===== DATA FOR PROCESSING

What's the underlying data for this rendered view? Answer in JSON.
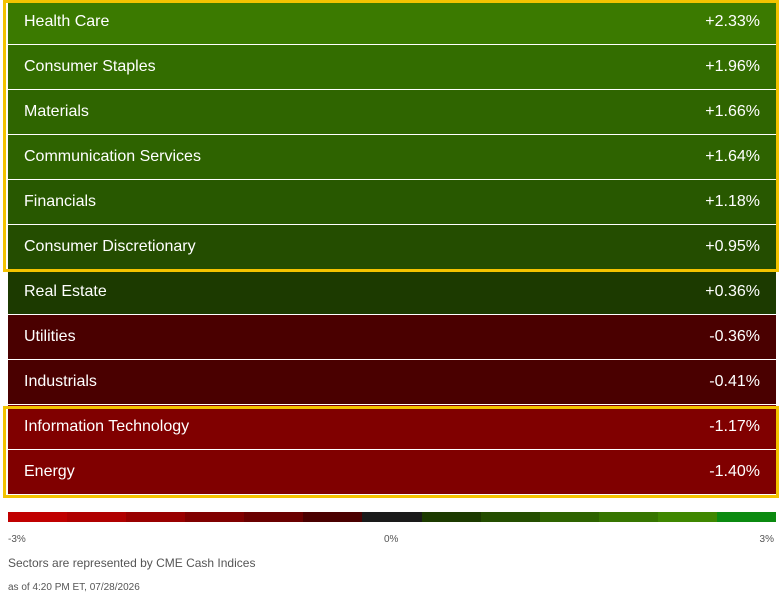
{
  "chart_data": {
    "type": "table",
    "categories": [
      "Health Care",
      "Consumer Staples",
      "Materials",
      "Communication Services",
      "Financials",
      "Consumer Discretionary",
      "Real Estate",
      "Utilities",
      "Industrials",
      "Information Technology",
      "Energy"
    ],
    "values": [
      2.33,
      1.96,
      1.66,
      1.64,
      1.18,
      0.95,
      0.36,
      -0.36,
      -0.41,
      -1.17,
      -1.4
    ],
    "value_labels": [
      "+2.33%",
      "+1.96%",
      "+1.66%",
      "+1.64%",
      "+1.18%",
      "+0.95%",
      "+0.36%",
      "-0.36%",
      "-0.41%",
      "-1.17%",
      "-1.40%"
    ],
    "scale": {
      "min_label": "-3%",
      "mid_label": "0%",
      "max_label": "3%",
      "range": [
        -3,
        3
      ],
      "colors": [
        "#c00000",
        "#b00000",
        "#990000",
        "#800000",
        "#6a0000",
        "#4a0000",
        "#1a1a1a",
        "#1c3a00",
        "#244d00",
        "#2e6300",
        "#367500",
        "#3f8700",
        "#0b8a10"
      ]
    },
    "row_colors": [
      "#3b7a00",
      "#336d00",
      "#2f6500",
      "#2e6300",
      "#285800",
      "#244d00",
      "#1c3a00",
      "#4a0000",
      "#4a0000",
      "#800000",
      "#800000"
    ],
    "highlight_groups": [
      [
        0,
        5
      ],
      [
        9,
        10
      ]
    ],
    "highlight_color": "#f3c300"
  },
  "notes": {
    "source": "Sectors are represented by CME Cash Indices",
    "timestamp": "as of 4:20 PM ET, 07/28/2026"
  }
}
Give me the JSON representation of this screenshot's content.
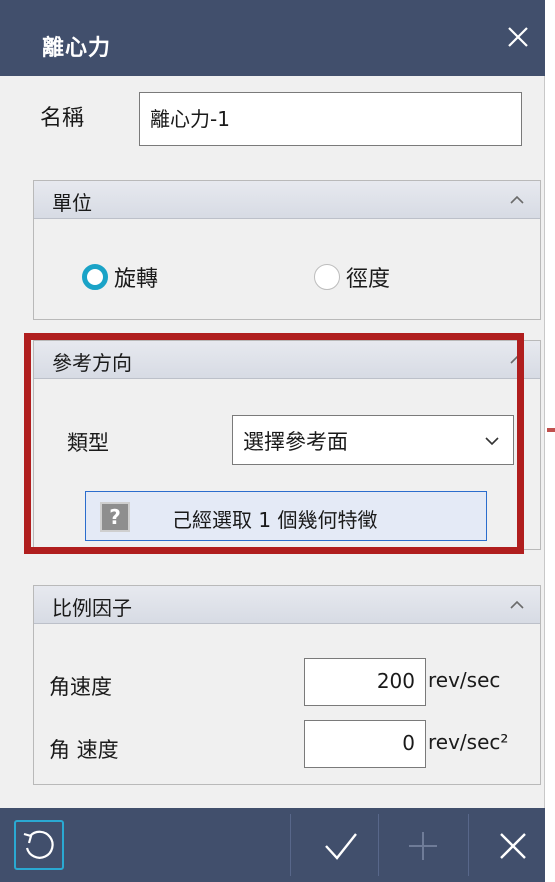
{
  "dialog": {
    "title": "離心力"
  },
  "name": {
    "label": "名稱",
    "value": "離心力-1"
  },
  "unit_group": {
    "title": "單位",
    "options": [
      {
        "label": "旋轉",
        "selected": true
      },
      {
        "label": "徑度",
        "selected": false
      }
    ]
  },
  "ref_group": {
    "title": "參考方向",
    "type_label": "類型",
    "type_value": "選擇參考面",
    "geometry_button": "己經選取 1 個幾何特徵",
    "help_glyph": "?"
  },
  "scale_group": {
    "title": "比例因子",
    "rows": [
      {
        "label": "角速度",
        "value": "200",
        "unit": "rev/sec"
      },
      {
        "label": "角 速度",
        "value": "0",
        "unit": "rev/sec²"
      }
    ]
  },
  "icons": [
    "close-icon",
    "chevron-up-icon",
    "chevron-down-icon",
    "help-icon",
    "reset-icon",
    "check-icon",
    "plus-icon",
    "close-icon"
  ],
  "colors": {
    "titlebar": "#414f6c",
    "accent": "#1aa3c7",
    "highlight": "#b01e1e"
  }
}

==========

→ YOUR GOAL: Your task is to gather all lines from the entries above that hold the word "JSON".

→ SOLVED EXERCISE:
What's the underlying data for this rendered view? Answer in JSON.
Give me the JSON representation of this screenshot's content.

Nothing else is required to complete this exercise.